**Input data:**
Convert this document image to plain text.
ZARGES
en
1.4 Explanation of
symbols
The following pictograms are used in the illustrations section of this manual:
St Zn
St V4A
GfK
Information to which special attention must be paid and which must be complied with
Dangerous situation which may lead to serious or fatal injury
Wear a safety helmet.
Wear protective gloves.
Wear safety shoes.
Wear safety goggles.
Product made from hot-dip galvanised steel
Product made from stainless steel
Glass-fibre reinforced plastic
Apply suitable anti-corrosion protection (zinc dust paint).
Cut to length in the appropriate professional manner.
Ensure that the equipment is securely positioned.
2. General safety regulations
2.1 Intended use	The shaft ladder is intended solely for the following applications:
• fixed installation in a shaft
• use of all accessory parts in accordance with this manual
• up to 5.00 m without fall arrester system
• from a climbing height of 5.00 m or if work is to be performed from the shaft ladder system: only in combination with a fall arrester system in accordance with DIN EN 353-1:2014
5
* * *
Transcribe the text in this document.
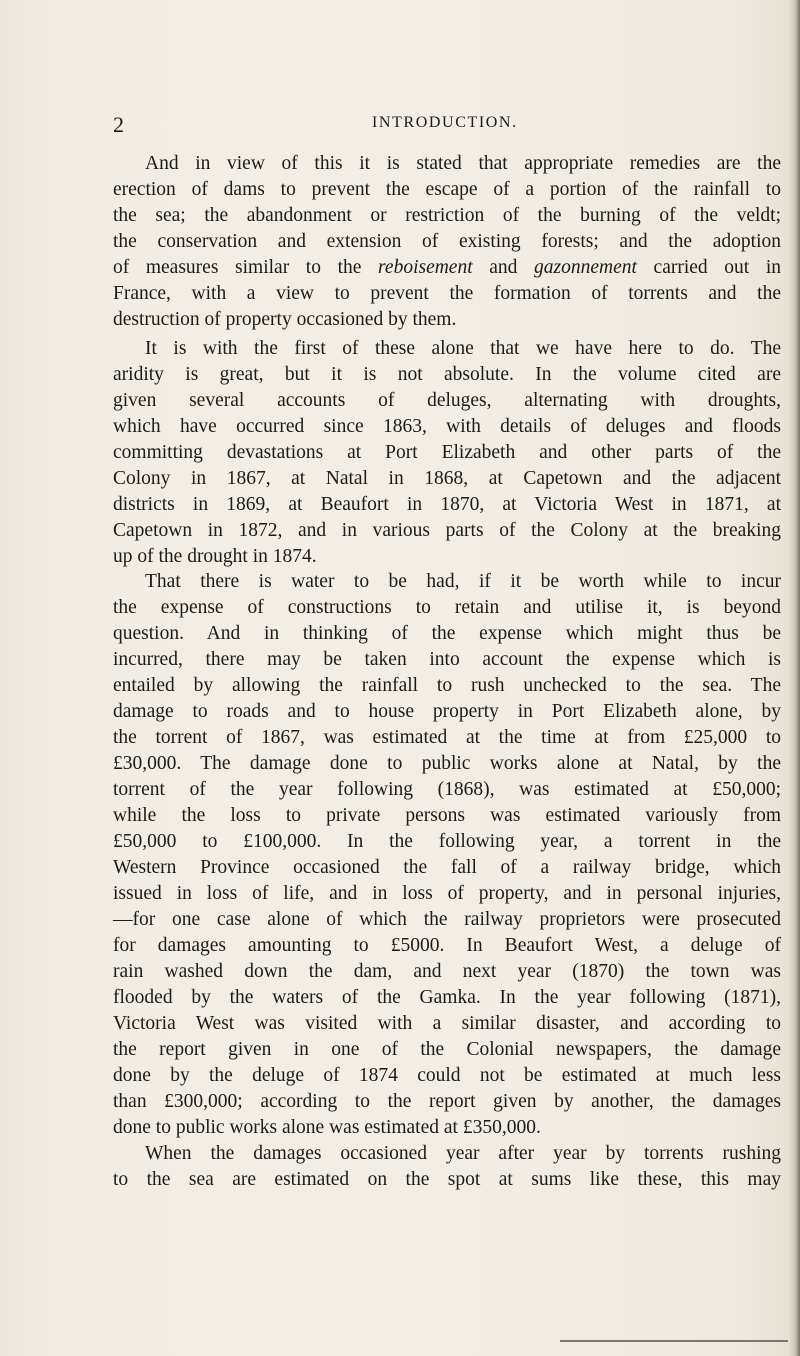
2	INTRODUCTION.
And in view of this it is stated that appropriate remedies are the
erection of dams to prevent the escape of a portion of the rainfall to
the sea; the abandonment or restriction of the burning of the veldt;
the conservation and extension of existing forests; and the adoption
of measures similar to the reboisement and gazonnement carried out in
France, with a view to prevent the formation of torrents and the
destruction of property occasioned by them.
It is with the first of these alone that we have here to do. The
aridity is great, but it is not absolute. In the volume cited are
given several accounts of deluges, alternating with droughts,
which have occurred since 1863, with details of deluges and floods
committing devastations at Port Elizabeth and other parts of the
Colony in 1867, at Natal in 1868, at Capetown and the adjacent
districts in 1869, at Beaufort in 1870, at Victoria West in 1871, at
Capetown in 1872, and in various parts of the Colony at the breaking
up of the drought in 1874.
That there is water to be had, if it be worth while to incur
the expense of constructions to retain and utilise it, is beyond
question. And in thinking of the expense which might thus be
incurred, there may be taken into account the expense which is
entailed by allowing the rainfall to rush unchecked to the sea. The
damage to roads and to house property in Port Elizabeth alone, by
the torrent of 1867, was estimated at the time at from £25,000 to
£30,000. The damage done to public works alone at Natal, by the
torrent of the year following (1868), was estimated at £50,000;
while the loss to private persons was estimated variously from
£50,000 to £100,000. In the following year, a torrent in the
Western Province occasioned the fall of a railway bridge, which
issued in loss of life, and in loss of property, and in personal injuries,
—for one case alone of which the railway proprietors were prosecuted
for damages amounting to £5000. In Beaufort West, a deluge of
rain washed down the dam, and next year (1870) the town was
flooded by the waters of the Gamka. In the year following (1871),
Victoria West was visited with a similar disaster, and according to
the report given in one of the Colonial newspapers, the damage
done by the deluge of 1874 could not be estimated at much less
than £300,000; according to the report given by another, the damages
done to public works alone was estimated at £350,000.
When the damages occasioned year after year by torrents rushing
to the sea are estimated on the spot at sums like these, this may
==
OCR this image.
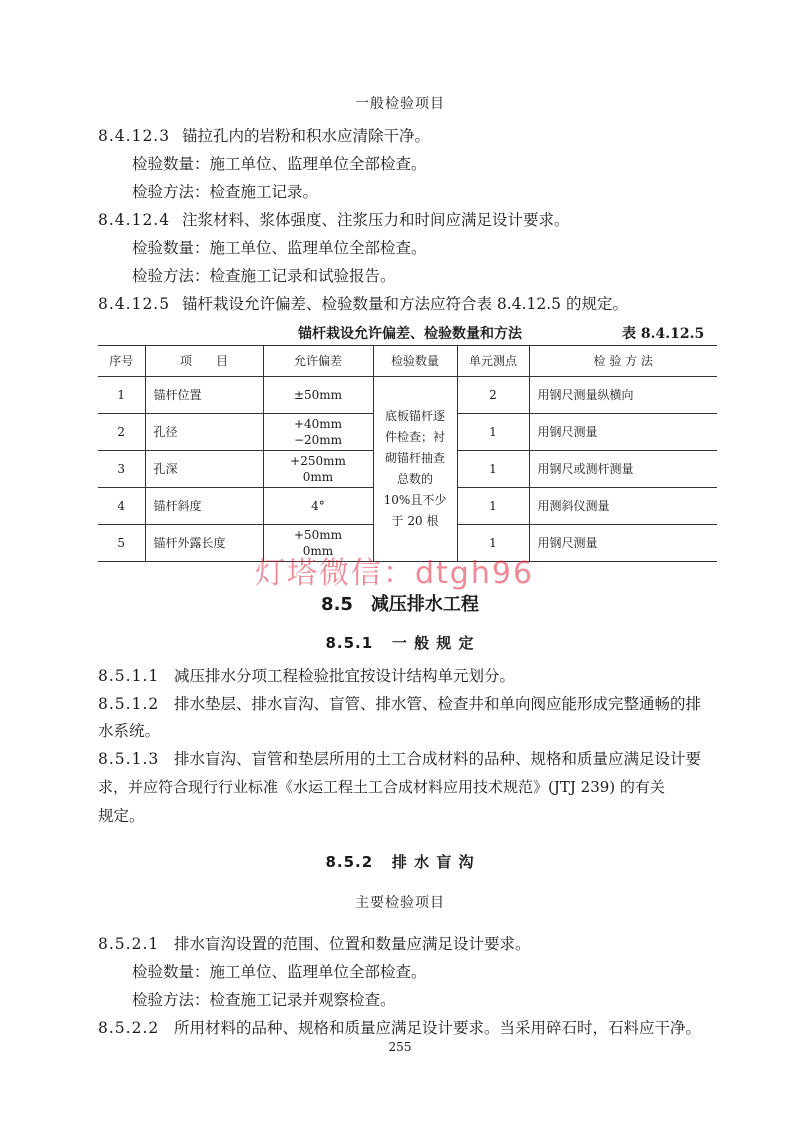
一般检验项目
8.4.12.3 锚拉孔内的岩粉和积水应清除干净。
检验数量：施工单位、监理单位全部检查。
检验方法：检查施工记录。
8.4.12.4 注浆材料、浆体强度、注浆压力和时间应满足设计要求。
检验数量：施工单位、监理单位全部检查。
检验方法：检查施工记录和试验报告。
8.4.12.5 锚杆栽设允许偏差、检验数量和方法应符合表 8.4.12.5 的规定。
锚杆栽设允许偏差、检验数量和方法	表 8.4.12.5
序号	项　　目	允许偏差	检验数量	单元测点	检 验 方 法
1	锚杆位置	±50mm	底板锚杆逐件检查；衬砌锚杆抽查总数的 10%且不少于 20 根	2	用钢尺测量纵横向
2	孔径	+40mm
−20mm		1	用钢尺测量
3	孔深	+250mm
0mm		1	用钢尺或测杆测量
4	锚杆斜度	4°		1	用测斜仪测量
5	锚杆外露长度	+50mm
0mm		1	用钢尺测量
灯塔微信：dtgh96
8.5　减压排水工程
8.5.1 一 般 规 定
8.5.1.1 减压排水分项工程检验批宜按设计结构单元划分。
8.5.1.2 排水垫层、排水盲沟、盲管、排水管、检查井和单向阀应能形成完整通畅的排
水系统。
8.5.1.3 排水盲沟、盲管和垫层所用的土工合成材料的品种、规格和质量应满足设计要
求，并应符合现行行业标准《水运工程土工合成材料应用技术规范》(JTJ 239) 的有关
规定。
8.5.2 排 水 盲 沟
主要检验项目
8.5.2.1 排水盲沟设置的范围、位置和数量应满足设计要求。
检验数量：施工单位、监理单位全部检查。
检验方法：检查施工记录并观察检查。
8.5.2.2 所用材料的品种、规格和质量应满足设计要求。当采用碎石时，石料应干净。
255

**Given instruction:** Tell how many lines in the material above include the word "steel", giving the number only.

**Solution:** 2